| Stated task |
Only the lines holding the string "value" are needed. Copy each one.

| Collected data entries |
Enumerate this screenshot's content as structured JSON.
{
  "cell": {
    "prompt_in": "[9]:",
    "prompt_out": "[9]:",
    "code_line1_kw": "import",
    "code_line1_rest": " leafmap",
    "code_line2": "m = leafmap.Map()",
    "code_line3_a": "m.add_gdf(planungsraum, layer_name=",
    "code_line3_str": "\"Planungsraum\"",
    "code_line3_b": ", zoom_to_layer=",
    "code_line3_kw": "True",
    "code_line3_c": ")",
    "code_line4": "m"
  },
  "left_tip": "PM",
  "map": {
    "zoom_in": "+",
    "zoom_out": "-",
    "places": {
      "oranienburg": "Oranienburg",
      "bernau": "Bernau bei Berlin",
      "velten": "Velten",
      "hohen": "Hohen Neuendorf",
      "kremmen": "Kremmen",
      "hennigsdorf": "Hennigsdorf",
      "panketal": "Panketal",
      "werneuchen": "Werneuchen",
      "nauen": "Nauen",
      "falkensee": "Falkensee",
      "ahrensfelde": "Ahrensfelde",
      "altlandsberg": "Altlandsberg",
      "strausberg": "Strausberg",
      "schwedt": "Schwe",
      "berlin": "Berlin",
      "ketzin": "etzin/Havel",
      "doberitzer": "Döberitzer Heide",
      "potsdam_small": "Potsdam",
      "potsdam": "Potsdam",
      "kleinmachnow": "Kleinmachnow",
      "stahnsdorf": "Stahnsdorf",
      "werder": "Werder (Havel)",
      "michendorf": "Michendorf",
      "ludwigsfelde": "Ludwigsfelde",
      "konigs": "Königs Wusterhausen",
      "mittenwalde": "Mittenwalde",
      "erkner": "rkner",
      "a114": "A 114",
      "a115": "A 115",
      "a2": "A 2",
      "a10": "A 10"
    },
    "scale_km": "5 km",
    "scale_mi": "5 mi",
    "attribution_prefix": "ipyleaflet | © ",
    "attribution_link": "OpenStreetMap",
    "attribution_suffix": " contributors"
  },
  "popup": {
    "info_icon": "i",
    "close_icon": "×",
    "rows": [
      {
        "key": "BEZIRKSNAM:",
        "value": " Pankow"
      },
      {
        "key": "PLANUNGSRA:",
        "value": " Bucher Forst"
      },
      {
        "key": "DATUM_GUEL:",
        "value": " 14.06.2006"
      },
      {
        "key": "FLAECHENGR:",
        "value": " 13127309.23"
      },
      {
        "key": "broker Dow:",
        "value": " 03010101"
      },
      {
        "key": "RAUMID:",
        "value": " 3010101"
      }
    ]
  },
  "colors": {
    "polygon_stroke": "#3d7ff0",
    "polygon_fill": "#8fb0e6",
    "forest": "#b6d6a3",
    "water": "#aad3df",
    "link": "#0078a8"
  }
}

| Response below |
        "value": " Pankow"
        "value": " Bucher Forst"
        "value": " 14.06.2006"
        "value": " 13127309.23"
        "value": " 03010101"
        "value": " 3010101"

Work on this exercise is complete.